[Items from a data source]
┌──

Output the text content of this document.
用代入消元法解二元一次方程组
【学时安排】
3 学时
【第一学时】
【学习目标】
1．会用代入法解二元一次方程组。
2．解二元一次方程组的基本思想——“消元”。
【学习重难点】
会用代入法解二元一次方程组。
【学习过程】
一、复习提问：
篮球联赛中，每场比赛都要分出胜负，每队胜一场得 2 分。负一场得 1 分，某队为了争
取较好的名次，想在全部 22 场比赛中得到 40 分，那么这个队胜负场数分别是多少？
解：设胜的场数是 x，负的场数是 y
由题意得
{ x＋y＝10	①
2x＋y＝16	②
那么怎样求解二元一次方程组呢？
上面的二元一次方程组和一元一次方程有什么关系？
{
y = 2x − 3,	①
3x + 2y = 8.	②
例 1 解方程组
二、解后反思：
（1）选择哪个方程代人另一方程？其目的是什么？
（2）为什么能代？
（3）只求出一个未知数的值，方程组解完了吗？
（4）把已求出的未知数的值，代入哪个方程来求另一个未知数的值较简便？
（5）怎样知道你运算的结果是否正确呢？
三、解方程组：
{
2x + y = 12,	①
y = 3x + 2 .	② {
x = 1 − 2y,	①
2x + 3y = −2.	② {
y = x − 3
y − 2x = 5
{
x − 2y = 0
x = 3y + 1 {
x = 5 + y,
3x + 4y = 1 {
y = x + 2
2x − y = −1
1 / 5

└──

[THE TASK] All of the material above needs to be copied exactly.

[SOLUTION TO THE PROBLEM]
Output the text content of this document.
用代入消元法解二元一次方程组
【学时安排】
3 学时
【第一学时】
【学习目标】
1．会用代入法解二元一次方程组。
2．解二元一次方程组的基本思想——“消元”。
【学习重难点】
会用代入法解二元一次方程组。
【学习过程】
一、复习提问：
篮球联赛中，每场比赛都要分出胜负，每队胜一场得 2 分。负一场得 1 分，某队为了争
取较好的名次，想在全部 22 场比赛中得到 40 分，那么这个队胜负场数分别是多少？
解：设胜的场数是 x，负的场数是 y
由题意得
{ x＋y＝10	①
2x＋y＝16	②
那么怎样求解二元一次方程组呢？
上面的二元一次方程组和一元一次方程有什么关系？
{
y = 2x − 3,	①
3x + 2y = 8.	②
例 1 解方程组
二、解后反思：
（1）选择哪个方程代人另一方程？其目的是什么？
（2）为什么能代？
（3）只求出一个未知数的值，方程组解完了吗？
（4）把已求出的未知数的值，代入哪个方程来求另一个未知数的值较简便？
（5）怎样知道你运算的结果是否正确呢？
三、解方程组：
{
2x + y = 12,	①
y = 3x + 2 .	② {
x = 1 − 2y,	①
2x + 3y = −2.	② {
y = x − 3
y − 2x = 5
{
x − 2y = 0
x = 3y + 1 {
x = 5 + y,
3x + 4y = 1 {
y = x + 2
2x − y = −1
1 / 5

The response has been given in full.